Work instructions → Your task is to extract every line from the material below exactly.

Collected data:
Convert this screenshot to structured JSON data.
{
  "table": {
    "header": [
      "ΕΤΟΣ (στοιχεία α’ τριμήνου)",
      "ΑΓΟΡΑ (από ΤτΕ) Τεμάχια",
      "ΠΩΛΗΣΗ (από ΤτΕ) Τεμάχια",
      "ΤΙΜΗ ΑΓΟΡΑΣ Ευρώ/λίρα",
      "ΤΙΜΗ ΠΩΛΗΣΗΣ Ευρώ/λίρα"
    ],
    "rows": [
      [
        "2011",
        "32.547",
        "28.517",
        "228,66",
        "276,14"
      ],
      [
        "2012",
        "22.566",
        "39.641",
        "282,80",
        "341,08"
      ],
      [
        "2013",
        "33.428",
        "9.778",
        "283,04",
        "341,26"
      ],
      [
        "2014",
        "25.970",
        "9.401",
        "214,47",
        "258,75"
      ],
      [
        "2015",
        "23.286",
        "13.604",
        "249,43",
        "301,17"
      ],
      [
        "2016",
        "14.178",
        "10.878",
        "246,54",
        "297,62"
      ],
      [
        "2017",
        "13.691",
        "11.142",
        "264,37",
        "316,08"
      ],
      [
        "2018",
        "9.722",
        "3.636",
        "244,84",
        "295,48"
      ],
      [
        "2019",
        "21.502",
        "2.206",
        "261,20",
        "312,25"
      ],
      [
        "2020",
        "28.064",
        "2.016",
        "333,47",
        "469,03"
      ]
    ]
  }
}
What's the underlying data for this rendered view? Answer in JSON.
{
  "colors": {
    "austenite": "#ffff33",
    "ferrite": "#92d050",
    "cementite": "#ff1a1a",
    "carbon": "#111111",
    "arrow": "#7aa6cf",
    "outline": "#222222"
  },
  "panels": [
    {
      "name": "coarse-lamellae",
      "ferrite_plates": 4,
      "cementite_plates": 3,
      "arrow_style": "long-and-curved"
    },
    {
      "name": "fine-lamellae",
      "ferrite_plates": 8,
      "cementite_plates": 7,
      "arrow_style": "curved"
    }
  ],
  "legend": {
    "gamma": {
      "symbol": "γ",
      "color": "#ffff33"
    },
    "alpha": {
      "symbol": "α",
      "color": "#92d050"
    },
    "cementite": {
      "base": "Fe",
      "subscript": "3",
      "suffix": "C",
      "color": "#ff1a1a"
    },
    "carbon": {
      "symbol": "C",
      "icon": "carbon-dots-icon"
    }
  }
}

Result for this task →
Convert this screenshot to structured JSON data.
{
  "table": {
    "header": [
      "ΕΤΟΣ (στοιχεία α’ τριμήνου)",
      "ΑΓΟΡΑ (από ΤτΕ) Τεμάχια",
      "ΠΩΛΗΣΗ (από ΤτΕ) Τεμάχια",
      "ΤΙΜΗ ΑΓΟΡΑΣ Ευρώ/λίρα",
      "ΤΙΜΗ ΠΩΛΗΣΗΣ Ευρώ/λίρα"
    ],
    "rows": [
      [
        "2011",
        "32.547",
        "28.517",
        "228,66",
        "276,14"
      ],
      [
        "2012",
        "22.566",
        "39.641",
        "282,80",
        "341,08"
      ],
      [
        "2013",
        "33.428",
        "9.778",
        "283,04",
        "341,26"
      ],
      [
        "2014",
        "25.970",
        "9.401",
        "214,47",
        "258,75"
      ],
      [
        "2015",
        "23.286",
        "13.604",
        "249,43",
        "301,17"
      ],
      [
        "2016",
        "14.178",
        "10.878",
        "246,54",
        "297,62"
      ],
      [
        "2017",
        "13.691",
        "11.142",
        "264,37",
        "316,08"
      ],
      [
        "2018",
        "9.722",
        "3.636",
        "244,84",
        "295,48"
      ],
      [
        "2019",
        "21.502",
        "2.206",
        "261,20",
        "312,25"
      ],
      [
        "2020",
        "28.064",
        "2.016",
        "333,47",
        "469,03"
      ]
    ]
  }
}
What's the underlying data for this rendered view? Answer in JSON.
{
  "colors": {
    "austenite": "#ffff33",
    "ferrite": "#92d050",
    "cementite": "#ff1a1a",
    "carbon": "#111111",
    "arrow": "#7aa6cf",
    "outline": "#222222"
  },
  "panels": [
    {
      "name": "coarse-lamellae",
      "ferrite_plates": 4,
      "cementite_plates": 3,
      "arrow_style": "long-and-curved"
    },
    {
      "name": "fine-lamellae",
      "ferrite_plates": 8,
      "cementite_plates": 7,
      "arrow_style": "curved"
    }
  ],
  "legend": {
    "gamma": {
      "symbol": "γ",
      "color": "#ffff33"
    },
    "alpha": {
      "symbol": "α",
      "color": "#92d050"
    },
    "cementite": {
      "base": "Fe",
      "subscript": "3",
      "suffix": "C",
      "color": "#ff1a1a"
    },
    "carbon": {
      "symbol": "C",
      "icon": "carbon-dots-icon"
    }
  }
}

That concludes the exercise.